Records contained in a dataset
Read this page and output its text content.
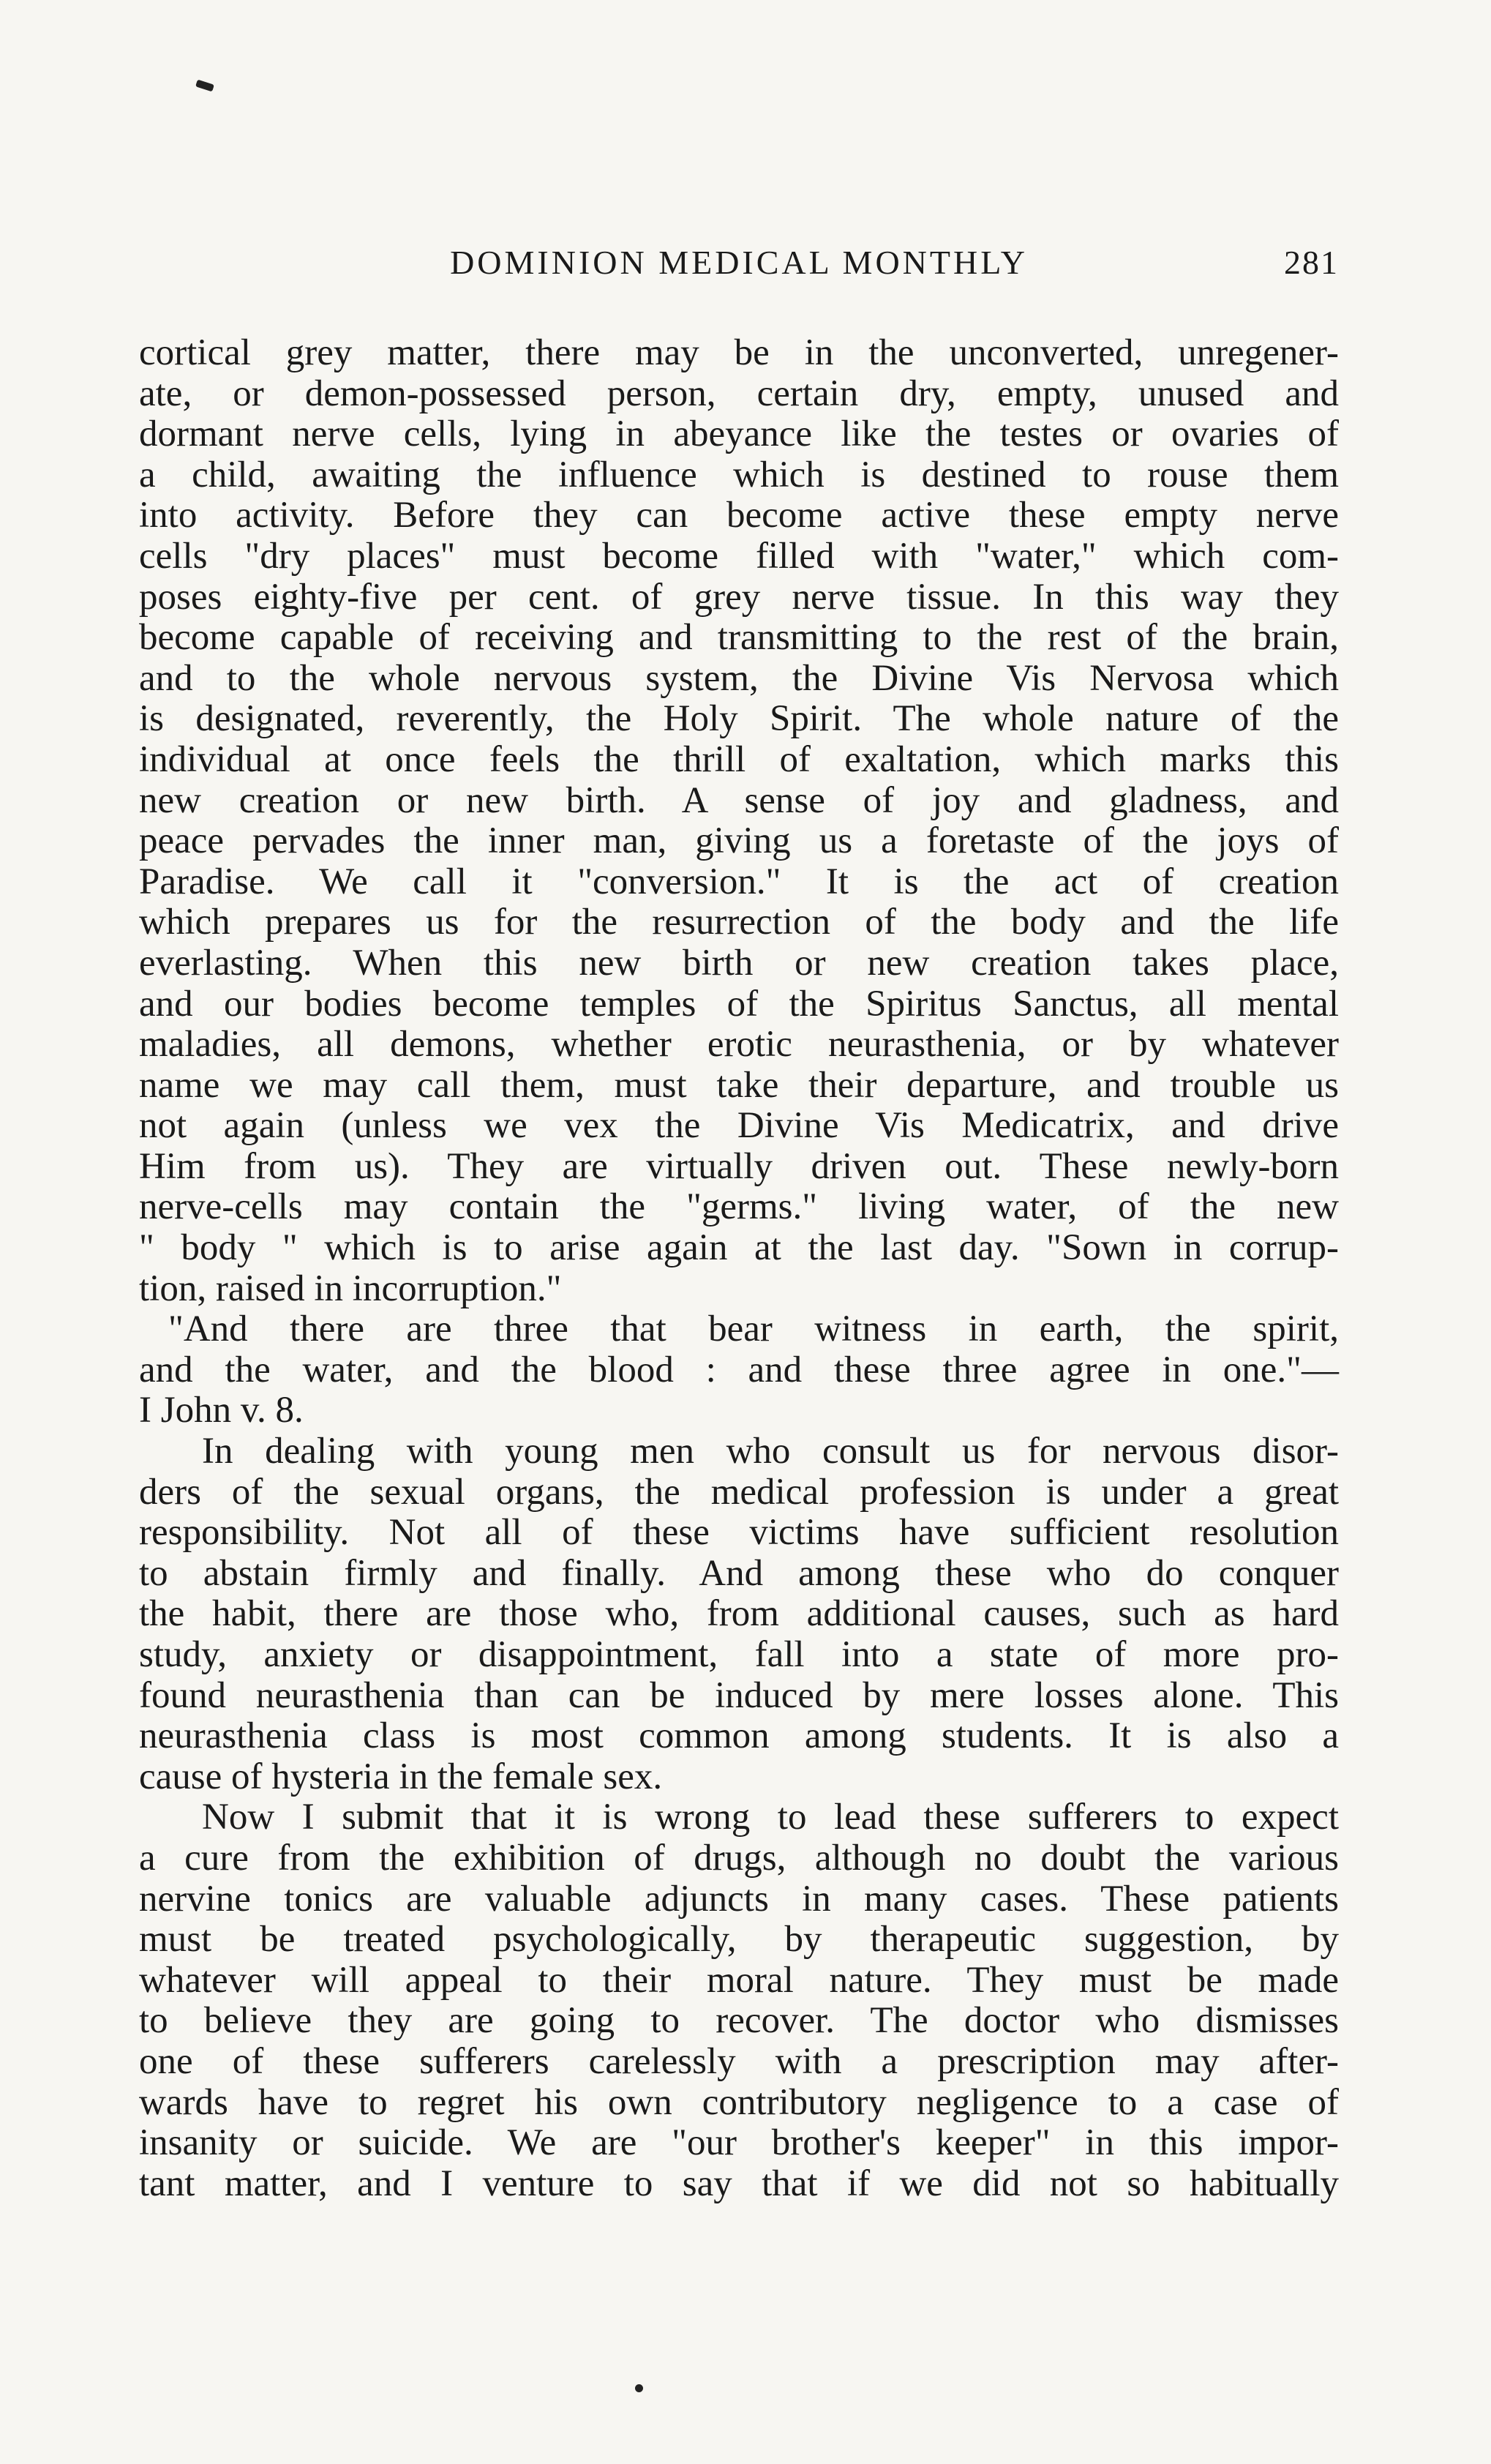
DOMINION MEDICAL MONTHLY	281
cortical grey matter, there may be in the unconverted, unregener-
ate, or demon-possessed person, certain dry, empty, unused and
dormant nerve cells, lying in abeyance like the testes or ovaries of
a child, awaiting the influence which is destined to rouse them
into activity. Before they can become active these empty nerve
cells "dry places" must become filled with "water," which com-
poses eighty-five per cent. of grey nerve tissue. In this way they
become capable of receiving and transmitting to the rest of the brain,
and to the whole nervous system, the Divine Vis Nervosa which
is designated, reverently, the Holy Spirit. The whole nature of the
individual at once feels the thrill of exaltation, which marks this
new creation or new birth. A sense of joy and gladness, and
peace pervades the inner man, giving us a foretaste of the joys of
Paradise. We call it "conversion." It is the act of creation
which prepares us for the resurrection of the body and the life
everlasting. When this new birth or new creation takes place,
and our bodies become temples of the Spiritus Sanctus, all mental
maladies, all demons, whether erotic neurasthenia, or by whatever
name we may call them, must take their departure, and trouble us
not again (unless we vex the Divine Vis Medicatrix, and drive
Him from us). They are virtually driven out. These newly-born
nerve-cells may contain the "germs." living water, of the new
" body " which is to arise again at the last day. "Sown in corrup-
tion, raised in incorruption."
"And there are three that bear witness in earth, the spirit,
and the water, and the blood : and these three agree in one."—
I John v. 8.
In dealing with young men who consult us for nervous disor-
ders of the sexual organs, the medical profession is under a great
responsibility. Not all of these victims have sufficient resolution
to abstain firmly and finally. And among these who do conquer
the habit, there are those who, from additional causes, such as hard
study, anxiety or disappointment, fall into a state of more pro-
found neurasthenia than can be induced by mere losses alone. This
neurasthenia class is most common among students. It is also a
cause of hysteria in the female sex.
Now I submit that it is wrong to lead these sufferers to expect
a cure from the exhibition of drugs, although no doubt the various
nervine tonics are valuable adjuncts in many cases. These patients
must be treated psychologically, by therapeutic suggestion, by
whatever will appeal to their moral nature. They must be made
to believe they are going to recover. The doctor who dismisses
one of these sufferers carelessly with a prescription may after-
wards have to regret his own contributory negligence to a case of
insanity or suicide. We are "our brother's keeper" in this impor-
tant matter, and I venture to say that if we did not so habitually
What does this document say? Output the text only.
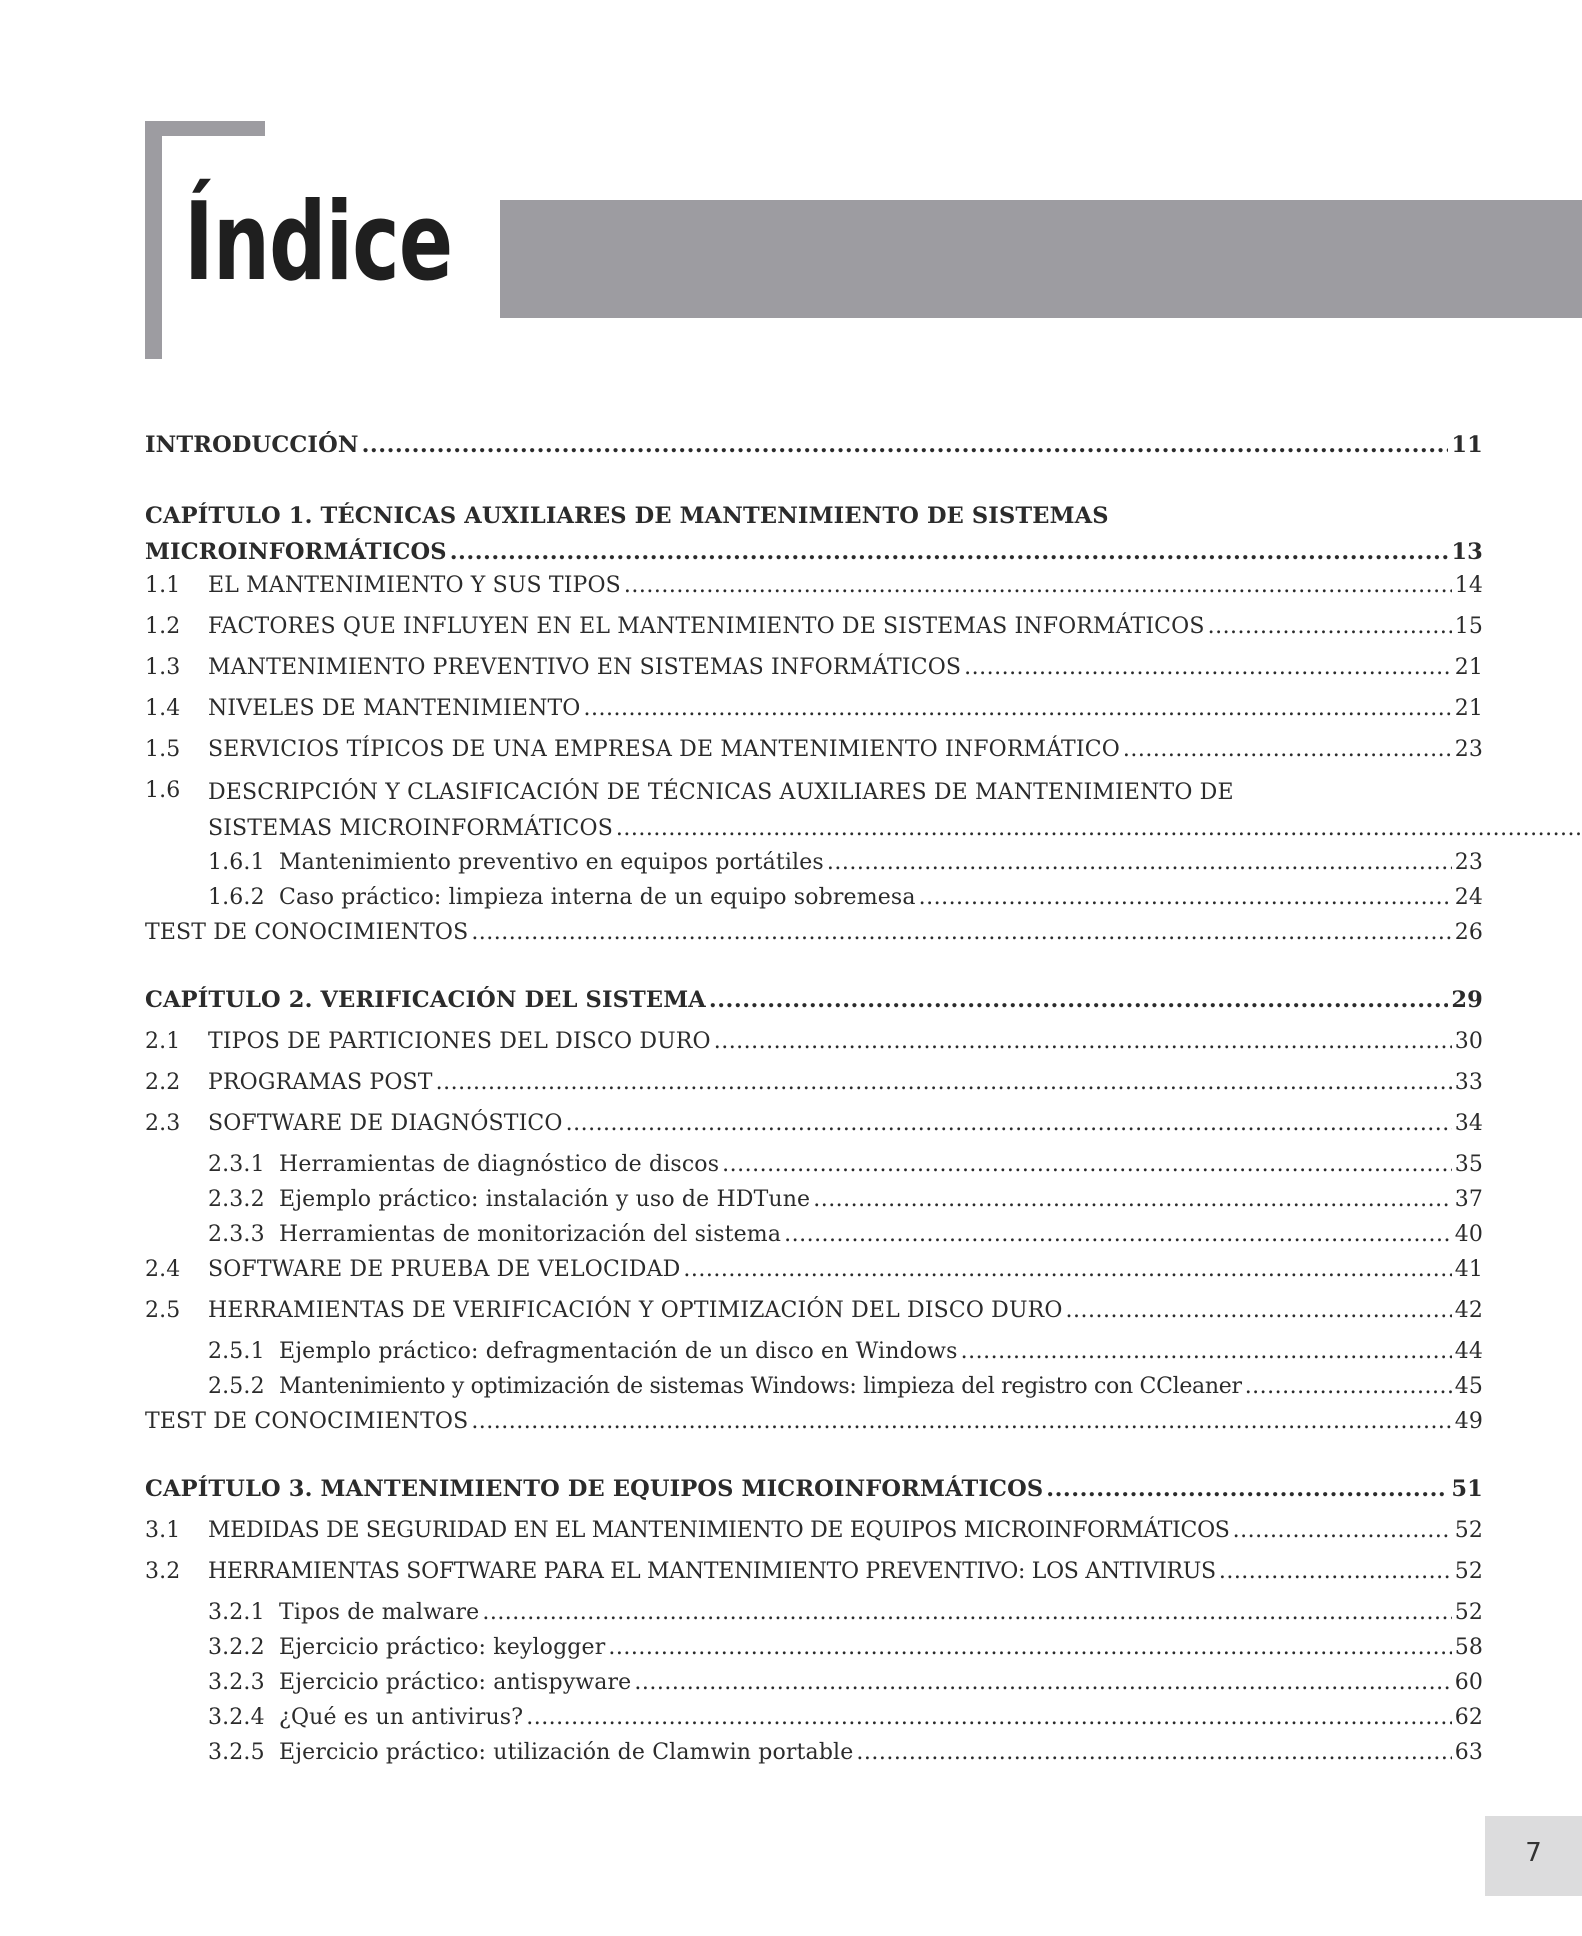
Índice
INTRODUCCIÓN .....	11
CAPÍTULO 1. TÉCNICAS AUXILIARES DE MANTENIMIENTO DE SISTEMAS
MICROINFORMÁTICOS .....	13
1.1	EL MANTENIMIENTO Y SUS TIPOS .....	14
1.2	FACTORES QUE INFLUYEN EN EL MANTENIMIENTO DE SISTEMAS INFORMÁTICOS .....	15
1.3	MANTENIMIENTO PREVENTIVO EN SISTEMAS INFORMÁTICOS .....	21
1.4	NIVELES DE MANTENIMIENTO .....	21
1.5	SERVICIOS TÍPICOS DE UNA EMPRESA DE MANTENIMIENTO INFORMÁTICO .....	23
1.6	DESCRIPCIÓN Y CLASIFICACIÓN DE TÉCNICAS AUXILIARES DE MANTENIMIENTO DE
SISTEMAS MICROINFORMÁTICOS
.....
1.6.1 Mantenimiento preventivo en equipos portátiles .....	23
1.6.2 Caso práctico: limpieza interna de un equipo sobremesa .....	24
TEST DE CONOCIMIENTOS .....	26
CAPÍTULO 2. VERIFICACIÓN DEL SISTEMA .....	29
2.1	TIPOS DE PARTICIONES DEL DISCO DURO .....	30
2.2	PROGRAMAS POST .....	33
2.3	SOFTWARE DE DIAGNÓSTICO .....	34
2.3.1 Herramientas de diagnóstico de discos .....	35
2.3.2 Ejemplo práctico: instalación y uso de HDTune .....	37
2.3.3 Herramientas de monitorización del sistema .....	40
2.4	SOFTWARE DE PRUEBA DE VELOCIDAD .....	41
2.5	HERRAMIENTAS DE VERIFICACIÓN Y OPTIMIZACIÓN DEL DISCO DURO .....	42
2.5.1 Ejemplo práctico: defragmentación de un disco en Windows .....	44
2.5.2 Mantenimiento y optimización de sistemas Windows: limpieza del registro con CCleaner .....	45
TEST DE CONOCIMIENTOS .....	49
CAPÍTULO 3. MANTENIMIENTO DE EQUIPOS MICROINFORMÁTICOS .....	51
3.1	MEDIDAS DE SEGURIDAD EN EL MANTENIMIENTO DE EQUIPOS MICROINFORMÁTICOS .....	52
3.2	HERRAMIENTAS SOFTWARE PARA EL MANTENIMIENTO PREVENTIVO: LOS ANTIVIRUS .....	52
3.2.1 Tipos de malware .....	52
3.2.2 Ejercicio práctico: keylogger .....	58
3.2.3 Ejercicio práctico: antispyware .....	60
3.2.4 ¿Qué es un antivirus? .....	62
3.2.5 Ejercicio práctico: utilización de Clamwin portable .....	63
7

EXERCISE DETAILS - With the pictures omitted, reproduce the data above exactly.

SOLVED EXERCISE -
Read this page and output its text content.
DOMINION MEDICAL MONTHLY	281
cortical grey matter, there may be in the unconverted, unregener-
ate, or demon-possessed person, certain dry, empty, unused and
dormant nerve cells, lying in abeyance like the testes or ovaries of
a child, awaiting the influence which is destined to rouse them
into activity. Before they can become active these empty nerve
cells "dry places" must become filled with "water," which com-
poses eighty-five per cent. of grey nerve tissue. In this way they
become capable of receiving and transmitting to the rest of the brain,
and to the whole nervous system, the Divine Vis Nervosa which
is designated, reverently, the Holy Spirit. The whole nature of the
individual at once feels the thrill of exaltation, which marks this
new creation or new birth. A sense of joy and gladness, and
peace pervades the inner man, giving us a foretaste of the joys of
Paradise. We call it "conversion." It is the act of creation
which prepares us for the resurrection of the body and the life
everlasting. When this new birth or new creation takes place,
and our bodies become temples of the Spiritus Sanctus, all mental
maladies, all demons, whether erotic neurasthenia, or by whatever
name we may call them, must take their departure, and trouble us
not again (unless we vex the Divine Vis Medicatrix, and drive
Him from us). They are virtually driven out. These newly-born
nerve-cells may contain the "germs." living water, of the new
" body " which is to arise again at the last day. "Sown in corrup-
tion, raised in incorruption."
"And there are three that bear witness in earth, the spirit,
and the water, and the blood : and these three agree in one."—
I John v. 8.
In dealing with young men who consult us for nervous disor-
ders of the sexual organs, the medical profession is under a great
responsibility. Not all of these victims have sufficient resolution
to abstain firmly and finally. And among these who do conquer
the habit, there are those who, from additional causes, such as hard
study, anxiety or disappointment, fall into a state of more pro-
found neurasthenia than can be induced by mere losses alone. This
neurasthenia class is most common among students. It is also a
cause of hysteria in the female sex.
Now I submit that it is wrong to lead these sufferers to expect
a cure from the exhibition of drugs, although no doubt the various
nervine tonics are valuable adjuncts in many cases. These patients
must be treated psychologically, by therapeutic suggestion, by
whatever will appeal to their moral nature. They must be made
to believe they are going to recover. The doctor who dismisses
one of these sufferers carelessly with a prescription may after-
wards have to regret his own contributory negligence to a case of
insanity or suicide. We are "our brother's keeper" in this impor-
tant matter, and I venture to say that if we did not so habitually
What does this document say? Output the text only.
Índice
INTRODUCCIÓN .....	11
CAPÍTULO 1. TÉCNICAS AUXILIARES DE MANTENIMIENTO DE SISTEMAS
MICROINFORMÁTICOS .....	13
1.1	EL MANTENIMIENTO Y SUS TIPOS .....	14
1.2	FACTORES QUE INFLUYEN EN EL MANTENIMIENTO DE SISTEMAS INFORMÁTICOS .....	15
1.3	MANTENIMIENTO PREVENTIVO EN SISTEMAS INFORMÁTICOS .....	21
1.4	NIVELES DE MANTENIMIENTO .....	21
1.5	SERVICIOS TÍPICOS DE UNA EMPRESA DE MANTENIMIENTO INFORMÁTICO .....	23
1.6	DESCRIPCIÓN Y CLASIFICACIÓN DE TÉCNICAS AUXILIARES DE MANTENIMIENTO DE
SISTEMAS MICROINFORMÁTICOS
.....
1.6.1 Mantenimiento preventivo en equipos portátiles .....	23
1.6.2 Caso práctico: limpieza interna de un equipo sobremesa .....	24
TEST DE CONOCIMIENTOS .....	26
CAPÍTULO 2. VERIFICACIÓN DEL SISTEMA .....	29
2.1	TIPOS DE PARTICIONES DEL DISCO DURO .....	30
2.2	PROGRAMAS POST .....	33
2.3	SOFTWARE DE DIAGNÓSTICO .....	34
2.3.1 Herramientas de diagnóstico de discos .....	35
2.3.2 Ejemplo práctico: instalación y uso de HDTune .....	37
2.3.3 Herramientas de monitorización del sistema .....	40
2.4	SOFTWARE DE PRUEBA DE VELOCIDAD .....	41
2.5	HERRAMIENTAS DE VERIFICACIÓN Y OPTIMIZACIÓN DEL DISCO DURO .....	42
2.5.1 Ejemplo práctico: defragmentación de un disco en Windows .....	44
2.5.2 Mantenimiento y optimización de sistemas Windows: limpieza del registro con CCleaner .....	45
TEST DE CONOCIMIENTOS .....	49
CAPÍTULO 3. MANTENIMIENTO DE EQUIPOS MICROINFORMÁTICOS .....	51
3.1	MEDIDAS DE SEGURIDAD EN EL MANTENIMIENTO DE EQUIPOS MICROINFORMÁTICOS .....	52
3.2	HERRAMIENTAS SOFTWARE PARA EL MANTENIMIENTO PREVENTIVO: LOS ANTIVIRUS .....	52
3.2.1 Tipos de malware .....	52
3.2.2 Ejercicio práctico: keylogger .....	58
3.2.3 Ejercicio práctico: antispyware .....	60
3.2.4 ¿Qué es un antivirus? .....	62
3.2.5 Ejercicio práctico: utilización de Clamwin portable .....	63
7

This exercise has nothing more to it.